Given task: Make an exact transcription of the material, leaving out all images.

* start *

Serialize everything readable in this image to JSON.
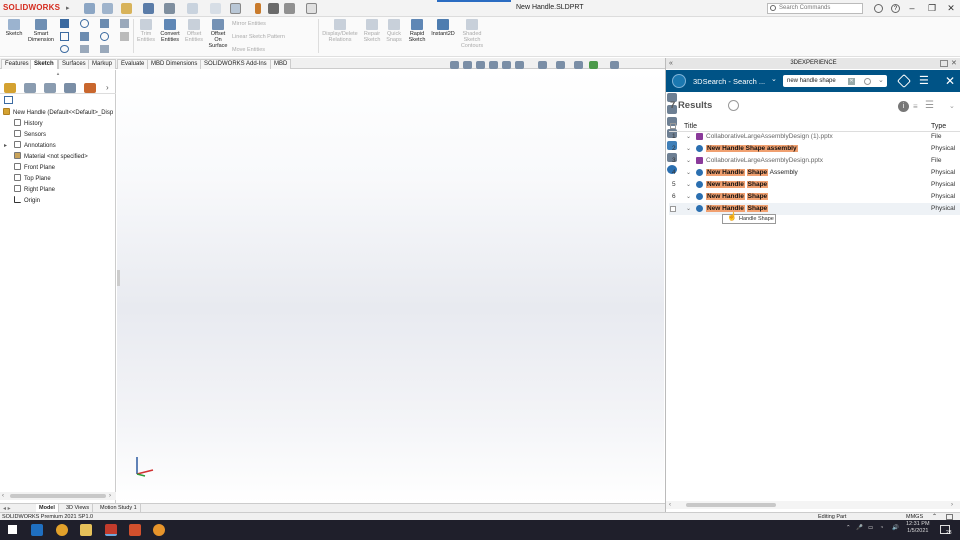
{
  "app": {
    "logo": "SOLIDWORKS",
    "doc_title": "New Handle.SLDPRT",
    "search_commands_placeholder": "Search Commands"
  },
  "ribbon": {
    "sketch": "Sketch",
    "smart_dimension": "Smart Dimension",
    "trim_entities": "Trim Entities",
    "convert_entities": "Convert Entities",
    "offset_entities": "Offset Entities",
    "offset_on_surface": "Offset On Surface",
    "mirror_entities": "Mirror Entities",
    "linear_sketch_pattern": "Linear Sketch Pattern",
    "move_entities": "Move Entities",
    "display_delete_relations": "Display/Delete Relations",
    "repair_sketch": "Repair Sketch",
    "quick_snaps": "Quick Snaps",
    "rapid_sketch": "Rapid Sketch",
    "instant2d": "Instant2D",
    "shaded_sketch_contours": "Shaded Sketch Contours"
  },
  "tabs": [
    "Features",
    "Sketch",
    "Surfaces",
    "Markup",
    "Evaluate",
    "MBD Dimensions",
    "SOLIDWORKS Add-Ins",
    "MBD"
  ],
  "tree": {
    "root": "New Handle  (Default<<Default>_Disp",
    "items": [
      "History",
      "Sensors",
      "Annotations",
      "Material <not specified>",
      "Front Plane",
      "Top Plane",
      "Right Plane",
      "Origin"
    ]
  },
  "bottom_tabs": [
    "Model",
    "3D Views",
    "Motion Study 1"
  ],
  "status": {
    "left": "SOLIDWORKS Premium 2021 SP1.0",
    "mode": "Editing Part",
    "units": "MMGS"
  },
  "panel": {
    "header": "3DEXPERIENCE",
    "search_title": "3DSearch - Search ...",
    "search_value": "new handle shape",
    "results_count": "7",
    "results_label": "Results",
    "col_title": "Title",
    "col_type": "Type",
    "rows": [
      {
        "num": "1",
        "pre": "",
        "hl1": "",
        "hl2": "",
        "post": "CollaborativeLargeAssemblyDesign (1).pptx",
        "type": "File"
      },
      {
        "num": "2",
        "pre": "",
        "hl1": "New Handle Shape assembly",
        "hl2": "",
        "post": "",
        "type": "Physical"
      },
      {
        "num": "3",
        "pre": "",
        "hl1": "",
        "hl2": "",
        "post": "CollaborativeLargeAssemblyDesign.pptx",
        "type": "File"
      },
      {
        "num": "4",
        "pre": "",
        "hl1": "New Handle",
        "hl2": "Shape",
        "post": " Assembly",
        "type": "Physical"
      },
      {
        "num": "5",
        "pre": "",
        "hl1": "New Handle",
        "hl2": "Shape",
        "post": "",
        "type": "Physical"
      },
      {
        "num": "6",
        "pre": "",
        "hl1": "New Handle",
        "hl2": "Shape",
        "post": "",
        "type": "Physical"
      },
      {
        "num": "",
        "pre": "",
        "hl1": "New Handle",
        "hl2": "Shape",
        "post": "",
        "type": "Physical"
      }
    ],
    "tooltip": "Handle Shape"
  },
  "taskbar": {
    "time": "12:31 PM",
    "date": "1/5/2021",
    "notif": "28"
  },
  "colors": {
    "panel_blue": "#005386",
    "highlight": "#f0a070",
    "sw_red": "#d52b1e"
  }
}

* end *

Written solution:
Serialize everything readable in this image to JSON.
{
  "app": {
    "logo": "SOLIDWORKS",
    "doc_title": "New Handle.SLDPRT",
    "search_commands_placeholder": "Search Commands"
  },
  "ribbon": {
    "sketch": "Sketch",
    "smart_dimension": "Smart Dimension",
    "trim_entities": "Trim Entities",
    "convert_entities": "Convert Entities",
    "offset_entities": "Offset Entities",
    "offset_on_surface": "Offset On Surface",
    "mirror_entities": "Mirror Entities",
    "linear_sketch_pattern": "Linear Sketch Pattern",
    "move_entities": "Move Entities",
    "display_delete_relations": "Display/Delete Relations",
    "repair_sketch": "Repair Sketch",
    "quick_snaps": "Quick Snaps",
    "rapid_sketch": "Rapid Sketch",
    "instant2d": "Instant2D",
    "shaded_sketch_contours": "Shaded Sketch Contours"
  },
  "tabs": [
    "Features",
    "Sketch",
    "Surfaces",
    "Markup",
    "Evaluate",
    "MBD Dimensions",
    "SOLIDWORKS Add-Ins",
    "MBD"
  ],
  "tree": {
    "root": "New Handle  (Default<<Default>_Disp",
    "items": [
      "History",
      "Sensors",
      "Annotations",
      "Material <not specified>",
      "Front Plane",
      "Top Plane",
      "Right Plane",
      "Origin"
    ]
  },
  "bottom_tabs": [
    "Model",
    "3D Views",
    "Motion Study 1"
  ],
  "status": {
    "left": "SOLIDWORKS Premium 2021 SP1.0",
    "mode": "Editing Part",
    "units": "MMGS"
  },
  "panel": {
    "header": "3DEXPERIENCE",
    "search_title": "3DSearch - Search ...",
    "search_value": "new handle shape",
    "results_count": "7",
    "results_label": "Results",
    "col_title": "Title",
    "col_type": "Type",
    "rows": [
      {
        "num": "1",
        "pre": "",
        "hl1": "",
        "hl2": "",
        "post": "CollaborativeLargeAssemblyDesign (1).pptx",
        "type": "File"
      },
      {
        "num": "2",
        "pre": "",
        "hl1": "New Handle Shape assembly",
        "hl2": "",
        "post": "",
        "type": "Physical"
      },
      {
        "num": "3",
        "pre": "",
        "hl1": "",
        "hl2": "",
        "post": "CollaborativeLargeAssemblyDesign.pptx",
        "type": "File"
      },
      {
        "num": "4",
        "pre": "",
        "hl1": "New Handle",
        "hl2": "Shape",
        "post": " Assembly",
        "type": "Physical"
      },
      {
        "num": "5",
        "pre": "",
        "hl1": "New Handle",
        "hl2": "Shape",
        "post": "",
        "type": "Physical"
      },
      {
        "num": "6",
        "pre": "",
        "hl1": "New Handle",
        "hl2": "Shape",
        "post": "",
        "type": "Physical"
      },
      {
        "num": "",
        "pre": "",
        "hl1": "New Handle",
        "hl2": "Shape",
        "post": "",
        "type": "Physical"
      }
    ],
    "tooltip": "Handle Shape"
  },
  "taskbar": {
    "time": "12:31 PM",
    "date": "1/5/2021",
    "notif": "28"
  },
  "colors": {
    "panel_blue": "#005386",
    "highlight": "#f0a070",
    "sw_red": "#d52b1e"
  }
}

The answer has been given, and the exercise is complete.